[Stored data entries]
## Start
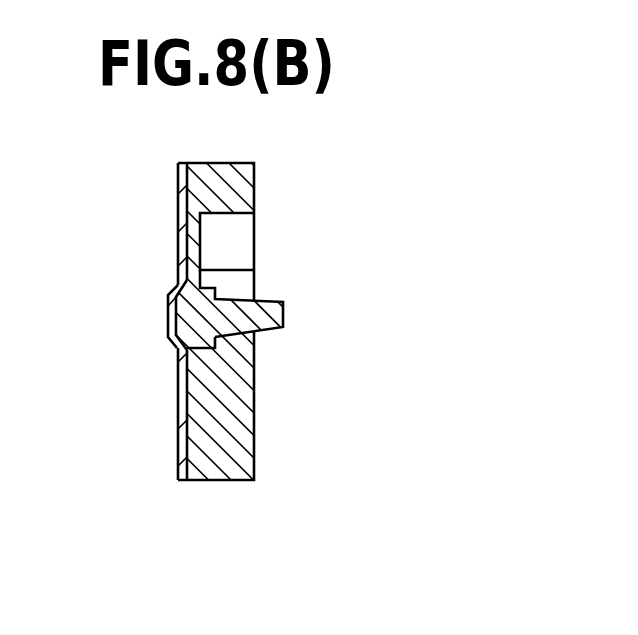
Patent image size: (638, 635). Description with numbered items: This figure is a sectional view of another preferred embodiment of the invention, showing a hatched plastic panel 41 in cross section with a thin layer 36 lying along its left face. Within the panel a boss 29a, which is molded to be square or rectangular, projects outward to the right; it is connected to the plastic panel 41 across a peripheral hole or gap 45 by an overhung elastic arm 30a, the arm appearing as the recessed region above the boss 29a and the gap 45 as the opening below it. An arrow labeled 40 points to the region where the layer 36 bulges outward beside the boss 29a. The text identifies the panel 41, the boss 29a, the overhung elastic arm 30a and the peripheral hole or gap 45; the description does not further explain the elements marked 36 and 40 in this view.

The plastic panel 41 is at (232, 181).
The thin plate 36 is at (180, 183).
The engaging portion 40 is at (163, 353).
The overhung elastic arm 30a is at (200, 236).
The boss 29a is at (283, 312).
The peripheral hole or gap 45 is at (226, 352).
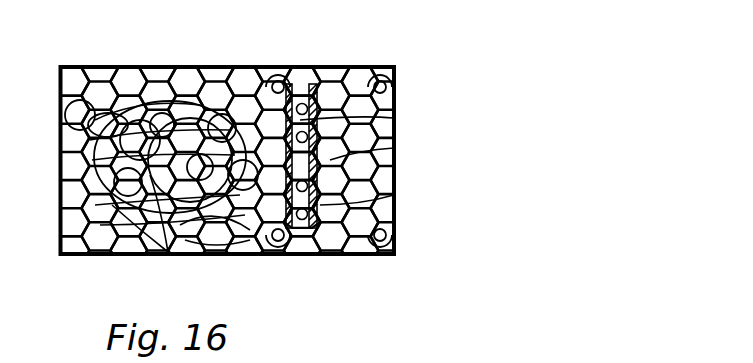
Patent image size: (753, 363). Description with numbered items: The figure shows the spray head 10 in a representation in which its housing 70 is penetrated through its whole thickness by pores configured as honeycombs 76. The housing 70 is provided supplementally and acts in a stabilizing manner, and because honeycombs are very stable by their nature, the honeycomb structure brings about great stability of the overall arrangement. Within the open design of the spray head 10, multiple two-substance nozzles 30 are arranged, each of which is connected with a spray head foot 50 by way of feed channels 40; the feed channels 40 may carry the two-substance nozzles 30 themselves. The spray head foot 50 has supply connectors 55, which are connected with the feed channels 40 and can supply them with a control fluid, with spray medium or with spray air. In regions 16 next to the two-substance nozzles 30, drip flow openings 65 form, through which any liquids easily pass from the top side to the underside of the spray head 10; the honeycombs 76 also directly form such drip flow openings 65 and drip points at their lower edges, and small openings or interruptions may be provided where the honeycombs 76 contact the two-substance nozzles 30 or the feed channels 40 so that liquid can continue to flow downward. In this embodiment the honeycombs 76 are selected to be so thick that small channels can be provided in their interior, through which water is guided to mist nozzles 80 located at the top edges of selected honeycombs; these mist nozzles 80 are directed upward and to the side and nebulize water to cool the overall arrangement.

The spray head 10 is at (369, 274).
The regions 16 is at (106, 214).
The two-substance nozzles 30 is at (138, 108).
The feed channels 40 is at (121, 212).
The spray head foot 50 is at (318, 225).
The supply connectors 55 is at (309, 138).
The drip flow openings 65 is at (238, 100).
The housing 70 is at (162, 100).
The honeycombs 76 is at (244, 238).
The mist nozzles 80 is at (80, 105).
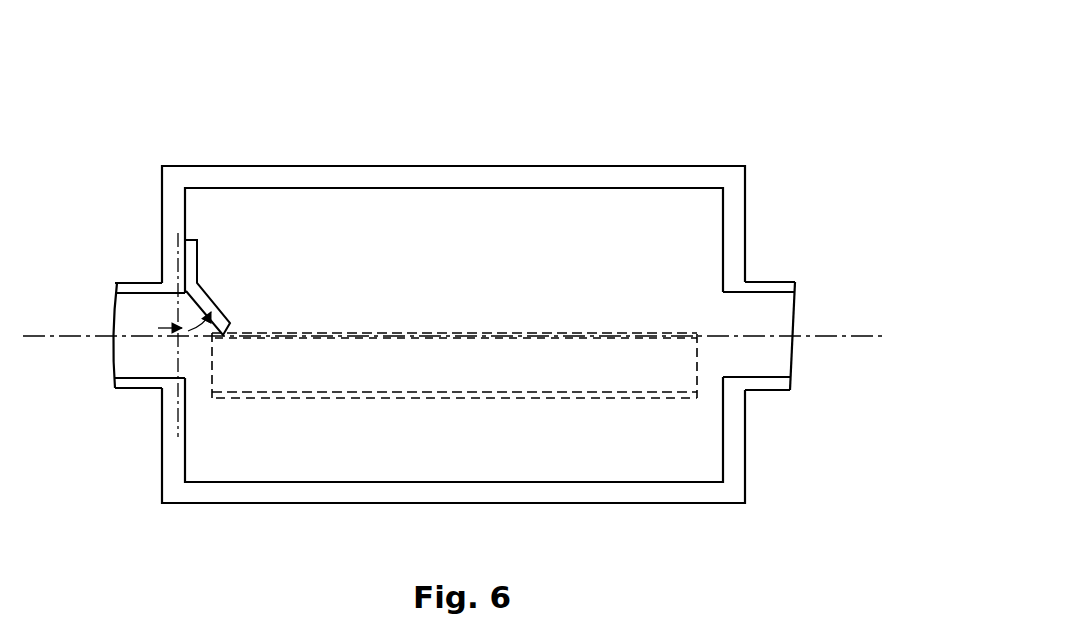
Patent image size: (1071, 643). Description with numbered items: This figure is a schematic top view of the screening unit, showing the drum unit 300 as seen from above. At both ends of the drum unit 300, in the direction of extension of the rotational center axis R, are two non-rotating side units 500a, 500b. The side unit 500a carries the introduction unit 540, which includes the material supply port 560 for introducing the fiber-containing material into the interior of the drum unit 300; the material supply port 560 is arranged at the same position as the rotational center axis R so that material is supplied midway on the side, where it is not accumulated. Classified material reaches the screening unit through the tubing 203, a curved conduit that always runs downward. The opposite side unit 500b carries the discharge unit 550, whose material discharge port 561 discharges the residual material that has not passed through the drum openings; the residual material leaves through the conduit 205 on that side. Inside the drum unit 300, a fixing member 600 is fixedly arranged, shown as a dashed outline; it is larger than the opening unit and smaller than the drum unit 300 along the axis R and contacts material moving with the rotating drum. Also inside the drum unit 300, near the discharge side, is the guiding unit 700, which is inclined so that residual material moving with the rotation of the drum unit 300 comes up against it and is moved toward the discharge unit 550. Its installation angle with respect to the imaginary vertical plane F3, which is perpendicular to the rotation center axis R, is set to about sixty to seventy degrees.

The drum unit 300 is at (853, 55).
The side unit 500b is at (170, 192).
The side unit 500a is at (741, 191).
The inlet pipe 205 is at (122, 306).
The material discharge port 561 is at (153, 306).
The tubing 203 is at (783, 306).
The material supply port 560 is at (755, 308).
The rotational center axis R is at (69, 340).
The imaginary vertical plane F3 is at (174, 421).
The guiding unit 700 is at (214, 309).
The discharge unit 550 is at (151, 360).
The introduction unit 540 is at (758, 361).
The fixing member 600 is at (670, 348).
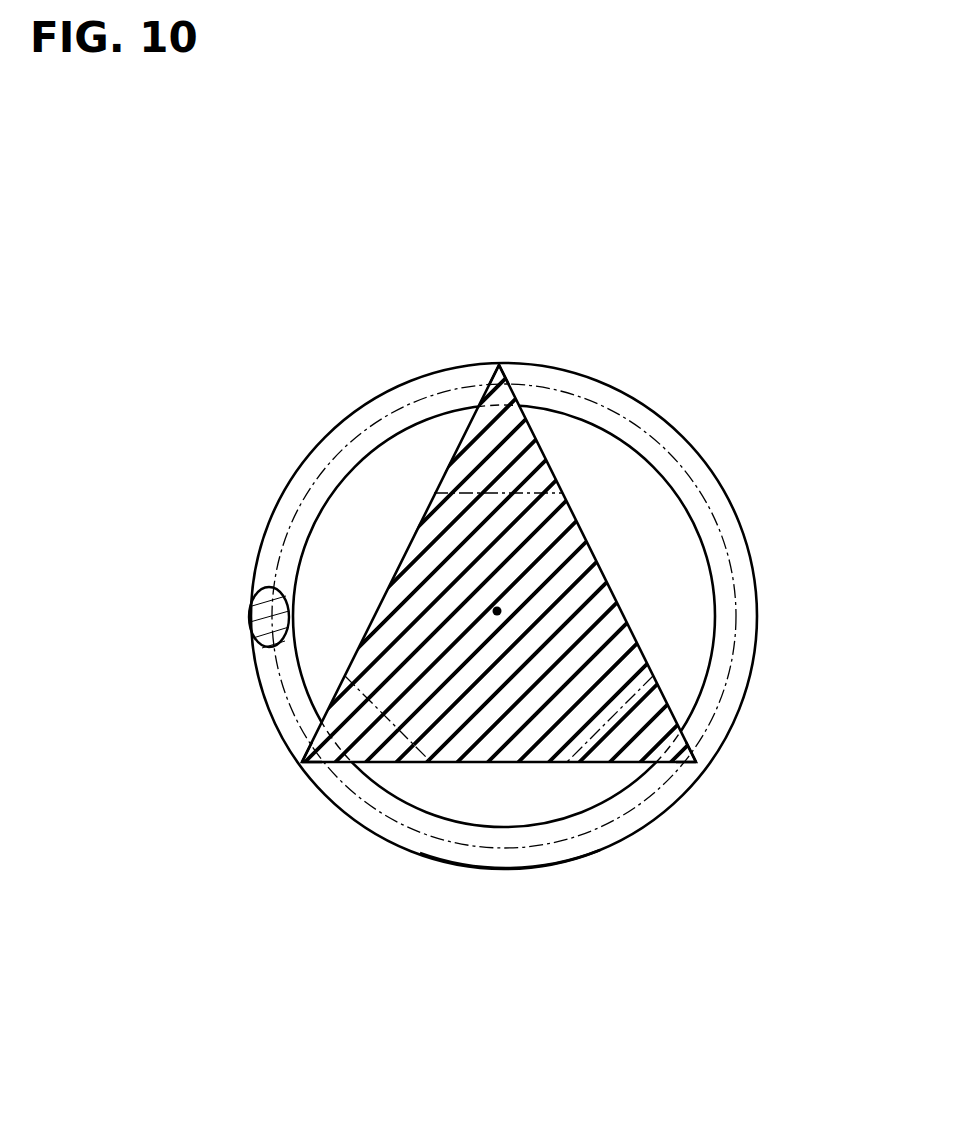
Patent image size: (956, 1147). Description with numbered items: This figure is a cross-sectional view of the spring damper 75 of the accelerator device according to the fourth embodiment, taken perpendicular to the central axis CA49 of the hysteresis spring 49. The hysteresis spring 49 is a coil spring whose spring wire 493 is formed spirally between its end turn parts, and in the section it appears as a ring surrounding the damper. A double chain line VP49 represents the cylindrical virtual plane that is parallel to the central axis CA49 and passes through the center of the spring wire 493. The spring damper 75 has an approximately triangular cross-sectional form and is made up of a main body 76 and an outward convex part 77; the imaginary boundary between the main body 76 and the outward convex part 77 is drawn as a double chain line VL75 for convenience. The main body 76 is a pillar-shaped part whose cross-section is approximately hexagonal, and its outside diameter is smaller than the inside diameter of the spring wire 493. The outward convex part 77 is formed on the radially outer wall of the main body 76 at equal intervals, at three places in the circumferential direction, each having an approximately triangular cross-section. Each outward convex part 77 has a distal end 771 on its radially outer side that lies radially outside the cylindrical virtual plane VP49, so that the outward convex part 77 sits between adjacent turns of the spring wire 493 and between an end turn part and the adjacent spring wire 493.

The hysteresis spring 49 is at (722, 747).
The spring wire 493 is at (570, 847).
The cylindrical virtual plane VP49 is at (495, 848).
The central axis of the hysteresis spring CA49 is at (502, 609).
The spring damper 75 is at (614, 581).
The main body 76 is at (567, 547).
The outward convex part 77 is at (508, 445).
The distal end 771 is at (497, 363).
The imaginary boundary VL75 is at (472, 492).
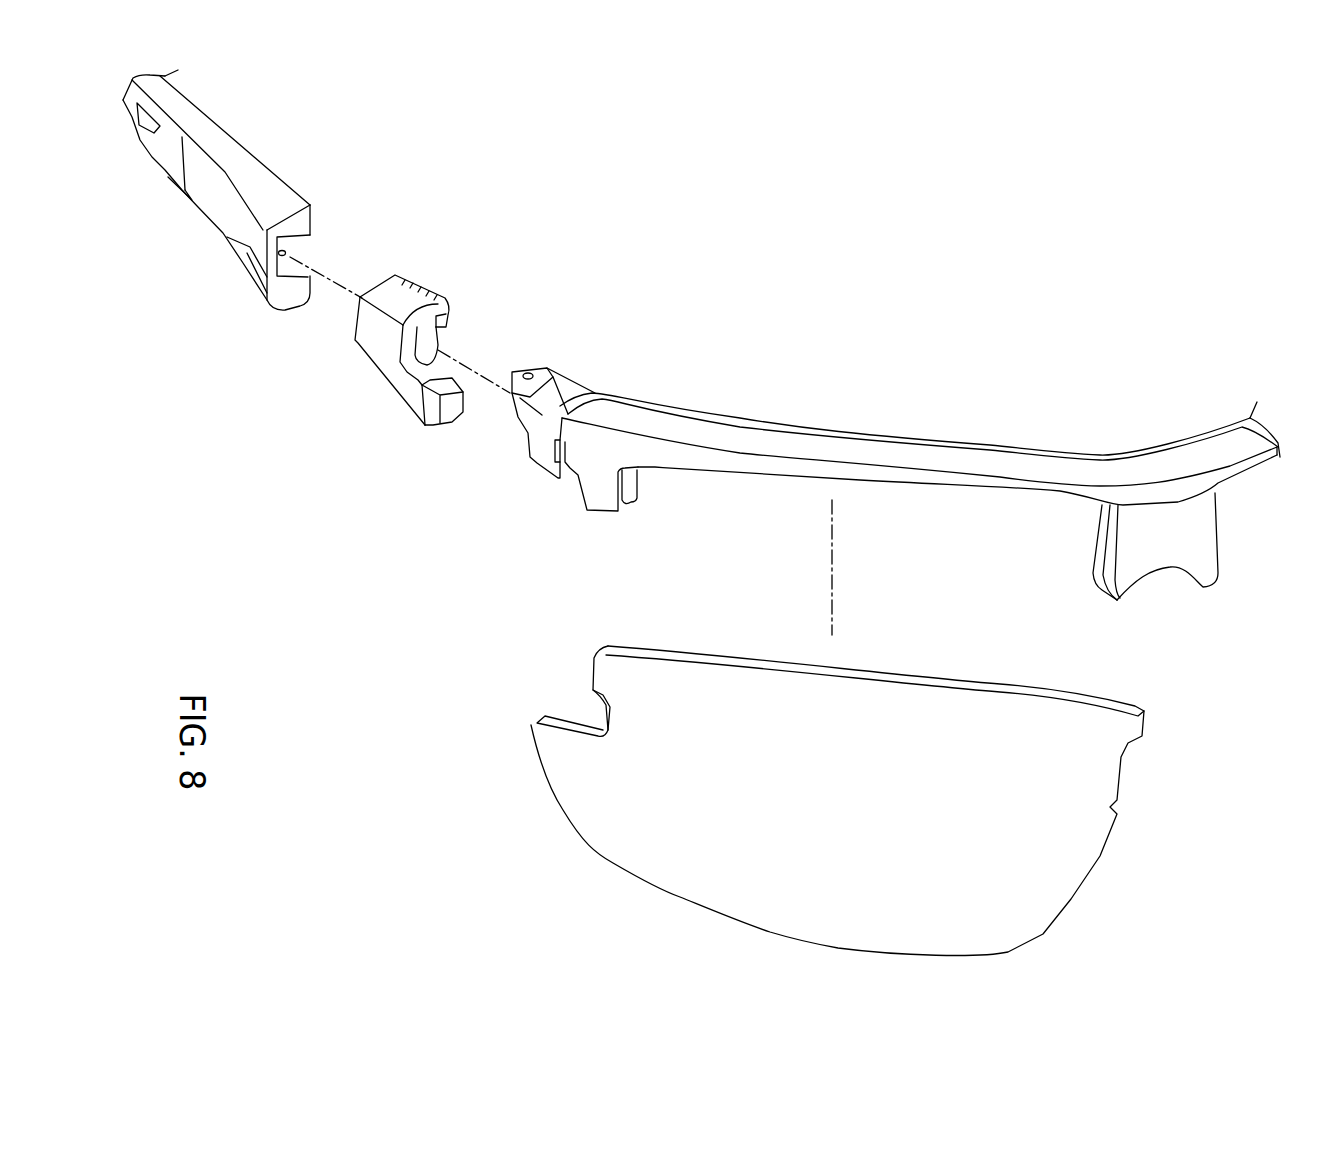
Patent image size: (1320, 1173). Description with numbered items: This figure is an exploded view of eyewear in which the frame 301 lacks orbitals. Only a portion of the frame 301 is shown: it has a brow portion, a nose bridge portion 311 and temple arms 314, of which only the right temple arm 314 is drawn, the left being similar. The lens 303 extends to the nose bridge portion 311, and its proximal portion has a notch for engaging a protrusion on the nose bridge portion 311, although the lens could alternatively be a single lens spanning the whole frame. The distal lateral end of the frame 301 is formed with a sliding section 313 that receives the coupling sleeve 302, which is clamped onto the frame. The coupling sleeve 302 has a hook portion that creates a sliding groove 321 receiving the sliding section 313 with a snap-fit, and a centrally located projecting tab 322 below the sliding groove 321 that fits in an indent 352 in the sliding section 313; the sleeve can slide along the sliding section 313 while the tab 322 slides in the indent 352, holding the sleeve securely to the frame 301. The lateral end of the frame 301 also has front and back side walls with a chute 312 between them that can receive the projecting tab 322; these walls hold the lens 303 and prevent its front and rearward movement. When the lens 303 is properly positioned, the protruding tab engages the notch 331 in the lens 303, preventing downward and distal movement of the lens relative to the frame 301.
## End
• Required task
Reproduce the rows above, substituting "Drawing dimensions" for "Patent image size" wherever it occurs and changing nothing else, and omit the pictures from your reply.

• Reply
Drawing dimensions: (638, 635). Description with numbered items: This figure is a sectional view of another preferred embodiment of the invention, showing a hatched plastic panel 41 in cross section with a thin layer 36 lying along its left face. Within the panel a boss 29a, which is molded to be square or rectangular, projects outward to the right; it is connected to the plastic panel 41 across a peripheral hole or gap 45 by an overhung elastic arm 30a, the arm appearing as the recessed region above the boss 29a and the gap 45 as the opening below it. An arrow labeled 40 points to the region where the layer 36 bulges outward beside the boss 29a. The text identifies the panel 41, the boss 29a, the overhung elastic arm 30a and the peripheral hole or gap 45; the description does not further explain the elements marked 36 and 40 in this view.

The plastic panel 41 is at (232, 181).
The thin plate 36 is at (180, 183).
The engaging portion 40 is at (163, 353).
The overhung elastic arm 30a is at (200, 236).
The boss 29a is at (283, 312).
The peripheral hole or gap 45 is at (226, 352).
Drawing dimensions: (753, 363). Description with numbered items: The figure shows the spray head 10 in a representation in which its housing 70 is penetrated through its whole thickness by pores configured as honeycombs 76. The housing 70 is provided supplementally and acts in a stabilizing manner, and because honeycombs are very stable by their nature, the honeycomb structure brings about great stability of the overall arrangement. Within the open design of the spray head 10, multiple two-substance nozzles 30 are arranged, each of which is connected with a spray head foot 50 by way of feed channels 40; the feed channels 40 may carry the two-substance nozzles 30 themselves. The spray head foot 50 has supply connectors 55, which are connected with the feed channels 40 and can supply them with a control fluid, with spray medium or with spray air. In regions 16 next to the two-substance nozzles 30, drip flow openings 65 form, through which any liquids easily pass from the top side to the underside of the spray head 10; the honeycombs 76 also directly form such drip flow openings 65 and drip points at their lower edges, and small openings or interruptions may be provided where the honeycombs 76 contact the two-substance nozzles 30 or the feed channels 40 so that liquid can continue to flow downward. In this embodiment the honeycombs 76 are selected to be so thick that small channels can be provided in their interior, through which water is guided to mist nozzles 80 located at the top edges of selected honeycombs; these mist nozzles 80 are directed upward and to the side and nebulize water to cool the overall arrangement.

The spray head 10 is at (369, 274).
The regions 16 is at (106, 214).
The two-substance nozzles 30 is at (138, 108).
The feed channels 40 is at (121, 212).
The spray head foot 50 is at (318, 225).
The supply connectors 55 is at (309, 138).
The drip flow openings 65 is at (238, 100).
The housing 70 is at (162, 100).
The honeycombs 76 is at (244, 238).
The mist nozzles 80 is at (80, 105).
Drawing dimensions: (1071, 643). Description with numbered items: This figure is a schematic top view of the screening unit, showing the drum unit 300 as seen from above. At both ends of the drum unit 300, in the direction of extension of the rotational center axis R, are two non-rotating side units 500a, 500b. The side unit 500a carries the introduction unit 540, which includes the material supply port 560 for introducing the fiber-containing material into the interior of the drum unit 300; the material supply port 560 is arranged at the same position as the rotational center axis R so that material is supplied midway on the side, where it is not accumulated. Classified material reaches the screening unit through the tubing 203, a curved conduit that always runs downward. The opposite side unit 500b carries the discharge unit 550, whose material discharge port 561 discharges the residual material that has not passed through the drum openings; the residual material leaves through the conduit 205 on that side. Inside the drum unit 300, a fixing member 600 is fixedly arranged, shown as a dashed outline; it is larger than the opening unit and smaller than the drum unit 300 along the axis R and contacts material moving with the rotating drum. Also inside the drum unit 300, near the discharge side, is the guiding unit 700, which is inclined so that residual material moving with the rotation of the drum unit 300 comes up against it and is moved toward the discharge unit 550. Its installation angle with respect to the imaginary vertical plane F3, which is perpendicular to the rotation center axis R, is set to about sixty to seventy degrees.

The drum unit 300 is at (853, 55).
The side unit 500b is at (170, 192).
The side unit 500a is at (741, 191).
The inlet pipe 205 is at (122, 306).
The material discharge port 561 is at (153, 306).
The tubing 203 is at (783, 306).
The material supply port 560 is at (755, 308).
The rotational center axis R is at (69, 340).
The imaginary vertical plane F3 is at (174, 421).
The guiding unit 700 is at (214, 309).
The discharge unit 550 is at (151, 360).
The introduction unit 540 is at (758, 361).
The fixing member 600 is at (670, 348).
Drawing dimensions: (956, 1147). Description with numbered items: This figure is a cross-sectional view of the spring damper 75 of the accelerator device according to the fourth embodiment, taken perpendicular to the central axis CA49 of the hysteresis spring 49. The hysteresis spring 49 is a coil spring whose spring wire 493 is formed spirally between its end turn parts, and in the section it appears as a ring surrounding the damper. A double chain line VP49 represents the cylindrical virtual plane that is parallel to the central axis CA49 and passes through the center of the spring wire 493. The spring damper 75 has an approximately triangular cross-sectional form and is made up of a main body 76 and an outward convex part 77; the imaginary boundary between the main body 76 and the outward convex part 77 is drawn as a double chain line VL75 for convenience. The main body 76 is a pillar-shaped part whose cross-section is approximately hexagonal, and its outside diameter is smaller than the inside diameter of the spring wire 493. The outward convex part 77 is formed on the radially outer wall of the main body 76 at equal intervals, at three places in the circumferential direction, each having an approximately triangular cross-section. Each outward convex part 77 has a distal end 771 on its radially outer side that lies radially outside the cylindrical virtual plane VP49, so that the outward convex part 77 sits between adjacent turns of the spring wire 493 and between an end turn part and the adjacent spring wire 493.

The hysteresis spring 49 is at (722, 747).
The spring wire 493 is at (570, 847).
The cylindrical virtual plane VP49 is at (495, 848).
The central axis of the hysteresis spring CA49 is at (502, 609).
The spring damper 75 is at (614, 581).
The main body 76 is at (567, 547).
The outward convex part 77 is at (508, 445).
The distal end 771 is at (497, 363).
The imaginary boundary VL75 is at (472, 492).
Drawing dimensions: (1320, 1173). Description with numbered items: This figure is an exploded view of eyewear in which the frame 301 lacks orbitals. Only a portion of the frame 301 is shown: it has a brow portion, a nose bridge portion 311 and temple arms 314, of which only the right temple arm 314 is drawn, the left being similar. The lens 303 extends to the nose bridge portion 311, and its proximal portion has a notch for engaging a protrusion on the nose bridge portion 311, although the lens could alternatively be a single lens spanning the whole frame. The distal lateral end of the frame 301 is formed with a sliding section 313 that receives the coupling sleeve 302, which is clamped onto the frame. The coupling sleeve 302 has a hook portion that creates a sliding groove 321 receiving the sliding section 313 with a snap-fit, and a centrally located projecting tab 322 below the sliding groove 321 that fits in an indent 352 in the sliding section 313; the sleeve can slide along the sliding section 313 while the tab 322 slides in the indent 352, holding the sleeve securely to the frame 301. The lateral end of the frame 301 also has front and back side walls with a chute 312 between them that can receive the projecting tab 322; these walls hold the lens 303 and prevent its front and rearward movement. When the lens 303 is properly positioned, the protruding tab engages the notch 331 in the lens 303, preventing downward and distal movement of the lens relative to the frame 301.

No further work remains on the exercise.